┌──

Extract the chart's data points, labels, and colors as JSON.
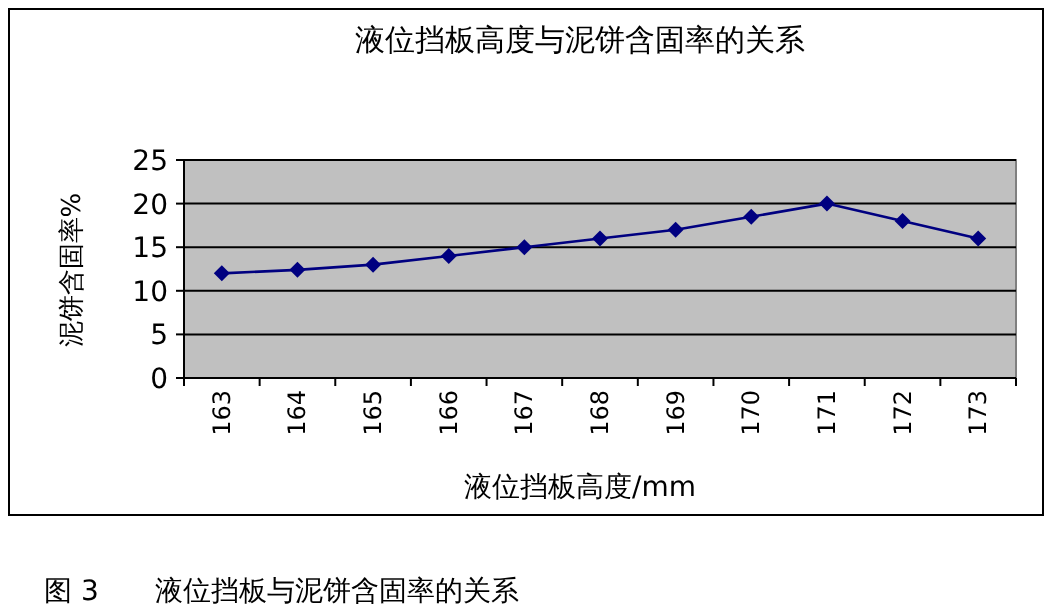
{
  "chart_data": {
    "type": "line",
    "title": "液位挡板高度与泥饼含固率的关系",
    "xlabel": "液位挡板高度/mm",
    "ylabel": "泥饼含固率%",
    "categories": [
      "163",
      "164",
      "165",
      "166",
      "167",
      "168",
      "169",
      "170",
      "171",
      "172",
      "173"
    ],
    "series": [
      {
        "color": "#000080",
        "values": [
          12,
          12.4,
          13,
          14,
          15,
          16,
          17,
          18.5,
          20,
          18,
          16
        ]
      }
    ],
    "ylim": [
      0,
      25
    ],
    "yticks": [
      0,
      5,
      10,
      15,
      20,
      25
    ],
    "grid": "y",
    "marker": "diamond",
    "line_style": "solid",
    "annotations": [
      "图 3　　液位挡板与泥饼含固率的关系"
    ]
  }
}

└──
┌──

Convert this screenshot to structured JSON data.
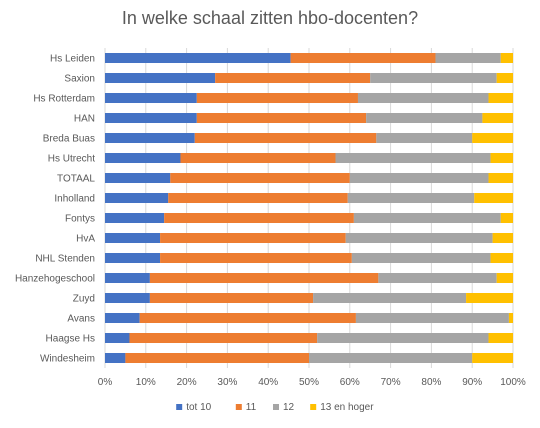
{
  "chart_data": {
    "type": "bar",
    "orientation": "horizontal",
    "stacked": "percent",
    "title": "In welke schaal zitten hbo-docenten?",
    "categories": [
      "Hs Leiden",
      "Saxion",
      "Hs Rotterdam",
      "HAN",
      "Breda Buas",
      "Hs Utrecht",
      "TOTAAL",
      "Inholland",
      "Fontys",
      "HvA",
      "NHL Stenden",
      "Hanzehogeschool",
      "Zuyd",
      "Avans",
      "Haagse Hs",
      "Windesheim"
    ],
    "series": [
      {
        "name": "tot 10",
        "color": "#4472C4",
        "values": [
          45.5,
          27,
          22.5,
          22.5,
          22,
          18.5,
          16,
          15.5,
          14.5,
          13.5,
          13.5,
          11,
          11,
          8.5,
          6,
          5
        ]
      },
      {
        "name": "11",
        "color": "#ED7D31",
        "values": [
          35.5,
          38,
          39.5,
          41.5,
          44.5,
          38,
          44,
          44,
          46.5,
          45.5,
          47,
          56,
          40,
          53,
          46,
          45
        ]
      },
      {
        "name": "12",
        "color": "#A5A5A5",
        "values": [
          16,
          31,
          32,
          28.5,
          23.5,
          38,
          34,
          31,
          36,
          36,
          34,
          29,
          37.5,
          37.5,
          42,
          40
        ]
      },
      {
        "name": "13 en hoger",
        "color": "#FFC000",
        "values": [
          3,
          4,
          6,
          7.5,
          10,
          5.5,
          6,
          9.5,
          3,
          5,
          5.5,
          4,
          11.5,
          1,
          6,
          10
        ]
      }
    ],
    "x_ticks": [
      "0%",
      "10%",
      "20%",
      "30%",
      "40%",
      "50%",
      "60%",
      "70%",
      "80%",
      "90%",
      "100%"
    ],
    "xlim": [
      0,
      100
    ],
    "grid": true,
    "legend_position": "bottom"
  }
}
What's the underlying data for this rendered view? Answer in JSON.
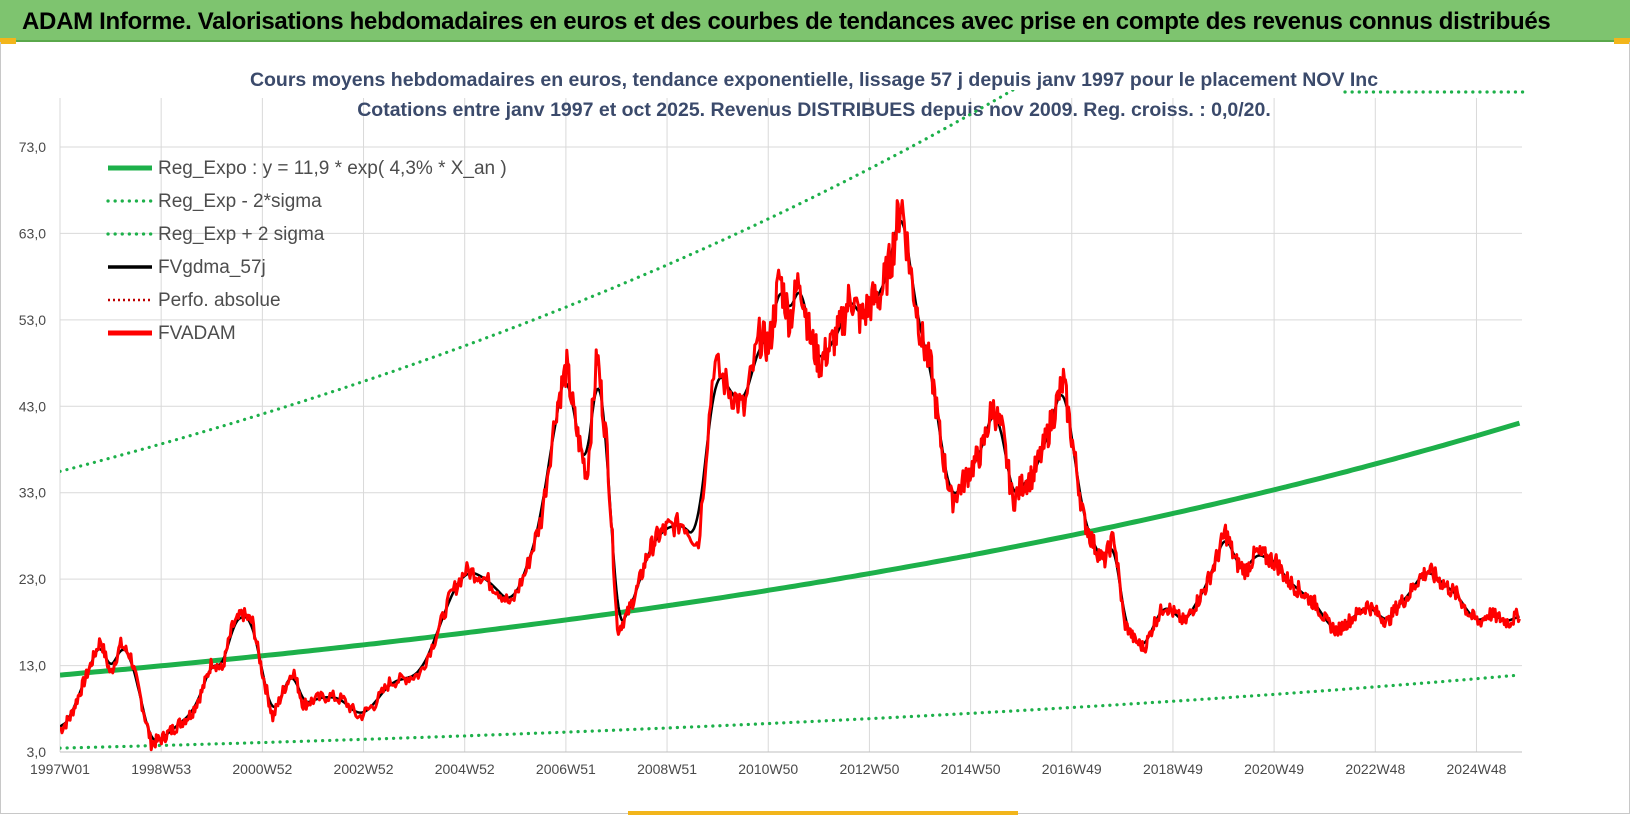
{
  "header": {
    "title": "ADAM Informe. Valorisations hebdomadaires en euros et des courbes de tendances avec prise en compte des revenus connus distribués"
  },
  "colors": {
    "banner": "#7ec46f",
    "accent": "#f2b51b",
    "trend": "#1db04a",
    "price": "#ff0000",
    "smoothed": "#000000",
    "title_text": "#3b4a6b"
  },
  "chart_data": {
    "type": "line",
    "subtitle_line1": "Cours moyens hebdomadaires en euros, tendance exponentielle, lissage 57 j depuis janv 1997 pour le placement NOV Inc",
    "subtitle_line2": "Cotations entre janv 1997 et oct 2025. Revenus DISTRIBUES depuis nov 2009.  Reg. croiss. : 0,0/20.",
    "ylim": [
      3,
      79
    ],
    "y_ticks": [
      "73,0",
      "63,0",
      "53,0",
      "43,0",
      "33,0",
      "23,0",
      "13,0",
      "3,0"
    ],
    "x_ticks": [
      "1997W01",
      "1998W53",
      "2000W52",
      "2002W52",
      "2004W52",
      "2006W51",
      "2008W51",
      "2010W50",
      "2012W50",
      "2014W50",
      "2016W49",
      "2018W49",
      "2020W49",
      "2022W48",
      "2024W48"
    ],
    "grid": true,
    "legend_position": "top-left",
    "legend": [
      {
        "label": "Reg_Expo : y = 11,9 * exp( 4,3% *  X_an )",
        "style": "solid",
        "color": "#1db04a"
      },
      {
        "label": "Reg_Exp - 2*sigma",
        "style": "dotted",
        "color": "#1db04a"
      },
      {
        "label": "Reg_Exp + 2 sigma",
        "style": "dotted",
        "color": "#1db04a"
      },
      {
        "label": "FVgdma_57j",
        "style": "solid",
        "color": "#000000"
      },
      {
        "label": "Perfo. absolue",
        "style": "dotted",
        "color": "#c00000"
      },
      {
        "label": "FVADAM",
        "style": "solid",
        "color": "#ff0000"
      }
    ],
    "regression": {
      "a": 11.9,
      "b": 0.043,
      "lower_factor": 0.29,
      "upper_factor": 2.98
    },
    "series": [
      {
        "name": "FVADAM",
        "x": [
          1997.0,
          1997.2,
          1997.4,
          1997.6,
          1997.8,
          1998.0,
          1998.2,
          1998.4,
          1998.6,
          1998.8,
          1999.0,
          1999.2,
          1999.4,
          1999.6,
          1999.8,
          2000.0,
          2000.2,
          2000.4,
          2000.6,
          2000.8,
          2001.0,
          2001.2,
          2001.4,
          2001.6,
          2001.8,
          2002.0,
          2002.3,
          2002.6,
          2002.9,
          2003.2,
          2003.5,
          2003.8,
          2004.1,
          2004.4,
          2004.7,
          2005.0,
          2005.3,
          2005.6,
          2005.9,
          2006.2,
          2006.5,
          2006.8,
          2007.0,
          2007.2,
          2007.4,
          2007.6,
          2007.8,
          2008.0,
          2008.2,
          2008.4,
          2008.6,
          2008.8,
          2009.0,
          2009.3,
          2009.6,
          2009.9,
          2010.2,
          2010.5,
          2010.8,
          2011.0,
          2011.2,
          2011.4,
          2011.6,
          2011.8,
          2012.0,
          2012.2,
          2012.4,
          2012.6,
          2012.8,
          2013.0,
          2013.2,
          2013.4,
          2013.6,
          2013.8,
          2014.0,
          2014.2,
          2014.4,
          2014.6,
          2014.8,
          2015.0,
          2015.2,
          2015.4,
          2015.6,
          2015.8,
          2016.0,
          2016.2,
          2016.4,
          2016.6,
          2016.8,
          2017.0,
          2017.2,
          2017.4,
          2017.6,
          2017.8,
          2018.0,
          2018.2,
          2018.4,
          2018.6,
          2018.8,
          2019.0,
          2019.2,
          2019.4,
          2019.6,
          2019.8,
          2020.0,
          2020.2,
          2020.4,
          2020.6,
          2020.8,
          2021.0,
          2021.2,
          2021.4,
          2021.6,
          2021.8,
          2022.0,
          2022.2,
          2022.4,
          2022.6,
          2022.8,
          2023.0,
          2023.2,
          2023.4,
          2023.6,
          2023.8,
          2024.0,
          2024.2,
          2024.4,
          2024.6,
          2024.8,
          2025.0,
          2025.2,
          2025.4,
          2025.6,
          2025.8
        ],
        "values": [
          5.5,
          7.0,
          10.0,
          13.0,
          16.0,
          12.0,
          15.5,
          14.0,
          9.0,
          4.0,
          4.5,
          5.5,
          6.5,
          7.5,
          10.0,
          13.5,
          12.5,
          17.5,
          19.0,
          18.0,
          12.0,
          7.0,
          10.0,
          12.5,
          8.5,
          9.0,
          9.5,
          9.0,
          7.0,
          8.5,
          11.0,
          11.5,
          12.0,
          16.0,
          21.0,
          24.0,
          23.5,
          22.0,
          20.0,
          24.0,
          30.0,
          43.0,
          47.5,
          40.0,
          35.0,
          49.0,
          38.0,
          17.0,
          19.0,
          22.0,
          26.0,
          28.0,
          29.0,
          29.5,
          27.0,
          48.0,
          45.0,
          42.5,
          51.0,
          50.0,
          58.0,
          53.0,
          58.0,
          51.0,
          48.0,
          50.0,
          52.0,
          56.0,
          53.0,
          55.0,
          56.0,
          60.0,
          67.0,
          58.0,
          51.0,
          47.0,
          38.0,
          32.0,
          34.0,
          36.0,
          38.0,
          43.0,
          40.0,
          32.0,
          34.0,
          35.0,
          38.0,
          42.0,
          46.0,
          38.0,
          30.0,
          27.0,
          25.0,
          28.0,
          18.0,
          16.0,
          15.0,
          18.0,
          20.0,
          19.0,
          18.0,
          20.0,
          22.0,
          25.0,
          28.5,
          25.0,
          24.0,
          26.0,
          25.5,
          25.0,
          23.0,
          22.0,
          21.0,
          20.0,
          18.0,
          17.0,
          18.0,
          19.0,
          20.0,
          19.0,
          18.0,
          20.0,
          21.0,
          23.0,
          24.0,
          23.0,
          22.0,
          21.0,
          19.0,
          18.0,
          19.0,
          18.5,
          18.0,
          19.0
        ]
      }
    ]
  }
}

└──

### What is needed
Show the lines that mention the word "sigma".

### Full answer
        "label": "Reg_Exp - 2*sigma",
        "label": "Reg_Exp + 2 sigma",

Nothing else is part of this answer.